* [Exercise directions] Wherever the string "will" appears in the listing, copy that line.

* [Given data]
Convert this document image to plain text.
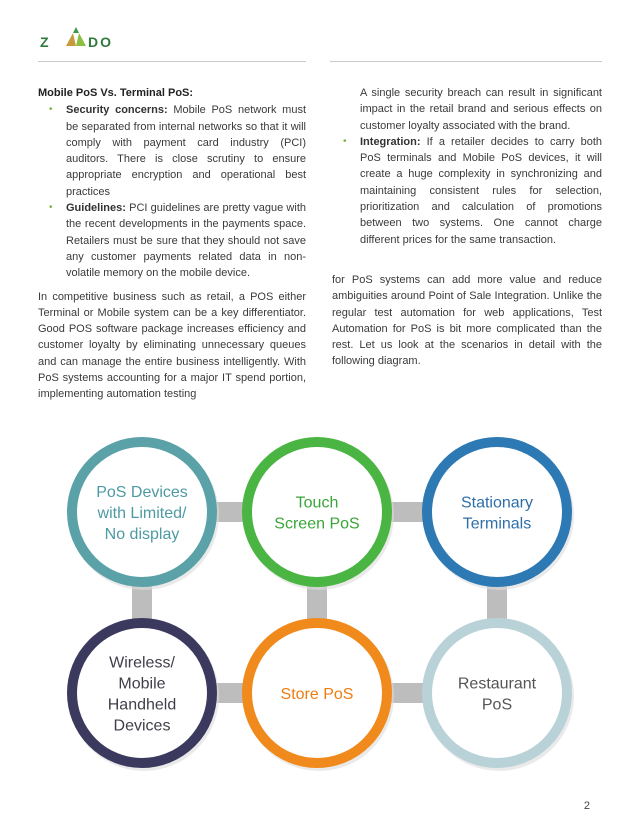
Z	DO

Mobile PoS Vs. Terminal PoS:

• Security concerns: Mobile PoS network must be separated from internal networks so that it will comply with payment card industry (PCI) auditors. There is close scrutiny to ensure appropriate encryption and operational best practices
• Guidelines: PCI guidelines are pretty vague with the recent developments in the payments space. Retailers must be sure that they should not save any customer payments related data in non-volatile memory on the mobile device.

In competitive business such as retail, a POS either Terminal or Mobile system can be a key differentiator. Good POS software package increases efficiency and customer loyalty by eliminating unnecessary queues and can manage the entire business intelligently. With PoS systems accounting for a major IT spend portion, implementing automation testing

A single security breach can result in significant impact in the retail brand and serious effects on customer loyalty associated with the brand.

• Integration: If a retailer decides to carry both PoS terminals and Mobile PoS devices, it will create a huge complexity in synchronizing and maintaining consistent rules for selection, prioritization and calculation of promotions between two systems. One cannot charge different prices for the same transaction.

for PoS systems can add more value and reduce ambiguities around Point of Sale Integration. Unlike the regular test automation for web applications, Test Automation for PoS is bit more complicated than the rest. Let us look at the scenarios in detail with the following diagram.

PoS Devices
with Limited/
No display
Touch
Screen PoS
Stationary
Terminals
Wireless/
Mobile
Handheld
Devices
Store PoS
Restaurant
PoS
2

* [Reply]
• Security concerns: Mobile PoS network must be separated from internal networks so that it will comply with payment card industry (PCI) auditors. There is close scrutiny to ensure appropriate encryption and operational best practices
• Integration: If a retailer decides to carry both PoS terminals and Mobile PoS devices, it will create a huge complexity in synchronizing and maintaining consistent rules for selection, prioritization and calculation of promotions between two systems. One cannot charge different prices for the same transaction.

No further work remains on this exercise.